◆ **TASK REQUIREMENTS**
Repeat the data verbatim.

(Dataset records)
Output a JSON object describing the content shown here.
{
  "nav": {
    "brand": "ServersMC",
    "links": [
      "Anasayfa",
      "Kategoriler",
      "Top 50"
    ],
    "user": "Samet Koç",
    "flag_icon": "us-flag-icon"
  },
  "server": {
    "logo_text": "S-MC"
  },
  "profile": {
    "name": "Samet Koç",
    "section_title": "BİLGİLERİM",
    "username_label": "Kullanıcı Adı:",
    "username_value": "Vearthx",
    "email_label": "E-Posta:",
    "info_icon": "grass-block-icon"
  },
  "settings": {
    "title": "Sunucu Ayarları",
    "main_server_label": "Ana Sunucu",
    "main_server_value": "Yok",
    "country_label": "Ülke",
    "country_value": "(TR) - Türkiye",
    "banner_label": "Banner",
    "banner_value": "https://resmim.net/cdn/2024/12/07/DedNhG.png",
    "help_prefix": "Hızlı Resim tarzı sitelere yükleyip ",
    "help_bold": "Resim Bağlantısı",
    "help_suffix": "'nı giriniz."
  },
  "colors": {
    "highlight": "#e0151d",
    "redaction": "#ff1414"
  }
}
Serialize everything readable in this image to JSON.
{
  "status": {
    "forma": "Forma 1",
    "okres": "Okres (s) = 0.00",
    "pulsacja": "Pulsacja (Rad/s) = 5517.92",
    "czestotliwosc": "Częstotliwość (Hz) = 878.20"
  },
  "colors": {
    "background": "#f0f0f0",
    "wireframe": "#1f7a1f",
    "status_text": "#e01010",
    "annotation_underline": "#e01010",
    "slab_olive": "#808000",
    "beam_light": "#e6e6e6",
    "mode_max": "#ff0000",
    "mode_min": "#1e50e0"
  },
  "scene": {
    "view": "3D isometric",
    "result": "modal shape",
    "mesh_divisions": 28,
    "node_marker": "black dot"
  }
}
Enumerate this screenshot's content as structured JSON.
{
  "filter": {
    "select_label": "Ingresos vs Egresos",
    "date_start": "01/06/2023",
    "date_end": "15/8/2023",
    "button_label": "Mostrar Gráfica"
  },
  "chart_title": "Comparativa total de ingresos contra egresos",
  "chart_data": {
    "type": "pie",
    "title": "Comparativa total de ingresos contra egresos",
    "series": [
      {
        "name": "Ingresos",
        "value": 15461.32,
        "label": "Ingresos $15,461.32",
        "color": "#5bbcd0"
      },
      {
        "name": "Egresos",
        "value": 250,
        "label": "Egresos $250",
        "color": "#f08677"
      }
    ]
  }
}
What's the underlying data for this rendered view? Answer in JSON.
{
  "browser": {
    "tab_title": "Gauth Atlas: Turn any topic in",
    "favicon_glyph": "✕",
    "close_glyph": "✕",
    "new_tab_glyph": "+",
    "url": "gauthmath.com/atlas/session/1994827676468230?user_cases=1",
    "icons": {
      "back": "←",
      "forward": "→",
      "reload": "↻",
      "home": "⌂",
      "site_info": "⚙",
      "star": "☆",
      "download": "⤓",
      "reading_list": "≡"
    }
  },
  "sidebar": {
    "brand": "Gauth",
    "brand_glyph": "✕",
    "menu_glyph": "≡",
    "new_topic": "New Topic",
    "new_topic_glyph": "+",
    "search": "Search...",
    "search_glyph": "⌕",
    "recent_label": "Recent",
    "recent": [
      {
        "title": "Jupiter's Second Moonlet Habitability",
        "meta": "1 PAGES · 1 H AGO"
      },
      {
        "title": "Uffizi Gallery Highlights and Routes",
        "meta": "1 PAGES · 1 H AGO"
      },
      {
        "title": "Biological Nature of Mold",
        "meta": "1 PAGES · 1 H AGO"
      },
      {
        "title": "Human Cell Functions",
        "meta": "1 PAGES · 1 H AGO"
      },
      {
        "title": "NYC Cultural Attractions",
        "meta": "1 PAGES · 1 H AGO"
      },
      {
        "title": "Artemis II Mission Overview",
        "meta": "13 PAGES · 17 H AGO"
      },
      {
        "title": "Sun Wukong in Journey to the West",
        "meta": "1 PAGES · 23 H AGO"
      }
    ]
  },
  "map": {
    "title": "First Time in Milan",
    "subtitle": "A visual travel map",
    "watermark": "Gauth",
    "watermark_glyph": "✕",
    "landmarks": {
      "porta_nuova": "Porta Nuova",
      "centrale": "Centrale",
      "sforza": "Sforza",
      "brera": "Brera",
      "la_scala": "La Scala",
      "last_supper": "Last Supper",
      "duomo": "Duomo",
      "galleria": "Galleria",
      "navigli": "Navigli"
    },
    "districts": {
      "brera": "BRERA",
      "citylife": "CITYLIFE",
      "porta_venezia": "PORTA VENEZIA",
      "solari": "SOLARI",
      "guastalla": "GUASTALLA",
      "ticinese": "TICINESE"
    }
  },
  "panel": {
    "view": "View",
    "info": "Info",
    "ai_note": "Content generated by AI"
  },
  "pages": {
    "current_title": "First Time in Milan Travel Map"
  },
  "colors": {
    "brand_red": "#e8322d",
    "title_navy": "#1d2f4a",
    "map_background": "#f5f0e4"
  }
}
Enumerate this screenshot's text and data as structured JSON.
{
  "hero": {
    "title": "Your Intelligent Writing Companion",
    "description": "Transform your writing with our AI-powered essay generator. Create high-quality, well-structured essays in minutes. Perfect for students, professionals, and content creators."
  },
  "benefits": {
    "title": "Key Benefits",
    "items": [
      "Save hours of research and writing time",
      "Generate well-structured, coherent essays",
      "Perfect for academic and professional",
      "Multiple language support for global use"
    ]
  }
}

◆ **THE OUTPUT**
Output a JSON object describing the content shown here.
{
  "nav": {
    "brand": "ServersMC",
    "links": [
      "Anasayfa",
      "Kategoriler",
      "Top 50"
    ],
    "user": "Samet Koç",
    "flag_icon": "us-flag-icon"
  },
  "server": {
    "logo_text": "S-MC"
  },
  "profile": {
    "name": "Samet Koç",
    "section_title": "BİLGİLERİM",
    "username_label": "Kullanıcı Adı:",
    "username_value": "Vearthx",
    "email_label": "E-Posta:",
    "info_icon": "grass-block-icon"
  },
  "settings": {
    "title": "Sunucu Ayarları",
    "main_server_label": "Ana Sunucu",
    "main_server_value": "Yok",
    "country_label": "Ülke",
    "country_value": "(TR) - Türkiye",
    "banner_label": "Banner",
    "banner_value": "https://resmim.net/cdn/2024/12/07/DedNhG.png",
    "help_prefix": "Hızlı Resim tarzı sitelere yükleyip ",
    "help_bold": "Resim Bağlantısı",
    "help_suffix": "'nı giriniz."
  },
  "colors": {
    "highlight": "#e0151d",
    "redaction": "#ff1414"
  }
}
Serialize everything readable in this image to JSON.
{
  "status": {
    "forma": "Forma 1",
    "okres": "Okres (s) = 0.00",
    "pulsacja": "Pulsacja (Rad/s) = 5517.92",
    "czestotliwosc": "Częstotliwość (Hz) = 878.20"
  },
  "colors": {
    "background": "#f0f0f0",
    "wireframe": "#1f7a1f",
    "status_text": "#e01010",
    "annotation_underline": "#e01010",
    "slab_olive": "#808000",
    "beam_light": "#e6e6e6",
    "mode_max": "#ff0000",
    "mode_min": "#1e50e0"
  },
  "scene": {
    "view": "3D isometric",
    "result": "modal shape",
    "mesh_divisions": 28,
    "node_marker": "black dot"
  }
}
Enumerate this screenshot's content as structured JSON.
{
  "filter": {
    "select_label": "Ingresos vs Egresos",
    "date_start": "01/06/2023",
    "date_end": "15/8/2023",
    "button_label": "Mostrar Gráfica"
  },
  "chart_title": "Comparativa total de ingresos contra egresos",
  "chart_data": {
    "type": "pie",
    "title": "Comparativa total de ingresos contra egresos",
    "series": [
      {
        "name": "Ingresos",
        "value": 15461.32,
        "label": "Ingresos $15,461.32",
        "color": "#5bbcd0"
      },
      {
        "name": "Egresos",
        "value": 250,
        "label": "Egresos $250",
        "color": "#f08677"
      }
    ]
  }
}
What's the underlying data for this rendered view? Answer in JSON.
{
  "browser": {
    "tab_title": "Gauth Atlas: Turn any topic in",
    "favicon_glyph": "✕",
    "close_glyph": "✕",
    "new_tab_glyph": "+",
    "url": "gauthmath.com/atlas/session/1994827676468230?user_cases=1",
    "icons": {
      "back": "←",
      "forward": "→",
      "reload": "↻",
      "home": "⌂",
      "site_info": "⚙",
      "star": "☆",
      "download": "⤓",
      "reading_list": "≡"
    }
  },
  "sidebar": {
    "brand": "Gauth",
    "brand_glyph": "✕",
    "menu_glyph": "≡",
    "new_topic": "New Topic",
    "new_topic_glyph": "+",
    "search": "Search...",
    "search_glyph": "⌕",
    "recent_label": "Recent",
    "recent": [
      {
        "title": "Jupiter's Second Moonlet Habitability",
        "meta": "1 PAGES · 1 H AGO"
      },
      {
        "title": "Uffizi Gallery Highlights and Routes",
        "meta": "1 PAGES · 1 H AGO"
      },
      {
        "title": "Biological Nature of Mold",
        "meta": "1 PAGES · 1 H AGO"
      },
      {
        "title": "Human Cell Functions",
        "meta": "1 PAGES · 1 H AGO"
      },
      {
        "title": "NYC Cultural Attractions",
        "meta": "1 PAGES · 1 H AGO"
      },
      {
        "title": "Artemis II Mission Overview",
        "meta": "13 PAGES · 17 H AGO"
      },
      {
        "title": "Sun Wukong in Journey to the West",
        "meta": "1 PAGES · 23 H AGO"
      }
    ]
  },
  "map": {
    "title": "First Time in Milan",
    "subtitle": "A visual travel map",
    "watermark": "Gauth",
    "watermark_glyph": "✕",
    "landmarks": {
      "porta_nuova": "Porta Nuova",
      "centrale": "Centrale",
      "sforza": "Sforza",
      "brera": "Brera",
      "la_scala": "La Scala",
      "last_supper": "Last Supper",
      "duomo": "Duomo",
      "galleria": "Galleria",
      "navigli": "Navigli"
    },
    "districts": {
      "brera": "BRERA",
      "citylife": "CITYLIFE",
      "porta_venezia": "PORTA VENEZIA",
      "solari": "SOLARI",
      "guastalla": "GUASTALLA",
      "ticinese": "TICINESE"
    }
  },
  "panel": {
    "view": "View",
    "info": "Info",
    "ai_note": "Content generated by AI"
  },
  "pages": {
    "current_title": "First Time in Milan Travel Map"
  },
  "colors": {
    "brand_red": "#e8322d",
    "title_navy": "#1d2f4a",
    "map_background": "#f5f0e4"
  }
}
Enumerate this screenshot's text and data as structured JSON.
{
  "hero": {
    "title": "Your Intelligent Writing Companion",
    "description": "Transform your writing with our AI-powered essay generator. Create high-quality, well-structured essays in minutes. Perfect for students, professionals, and content creators."
  },
  "benefits": {
    "title": "Key Benefits",
    "items": [
      "Save hours of research and writing time",
      "Generate well-structured, coherent essays",
      "Perfect for academic and professional",
      "Multiple language support for global use"
    ]
  }
}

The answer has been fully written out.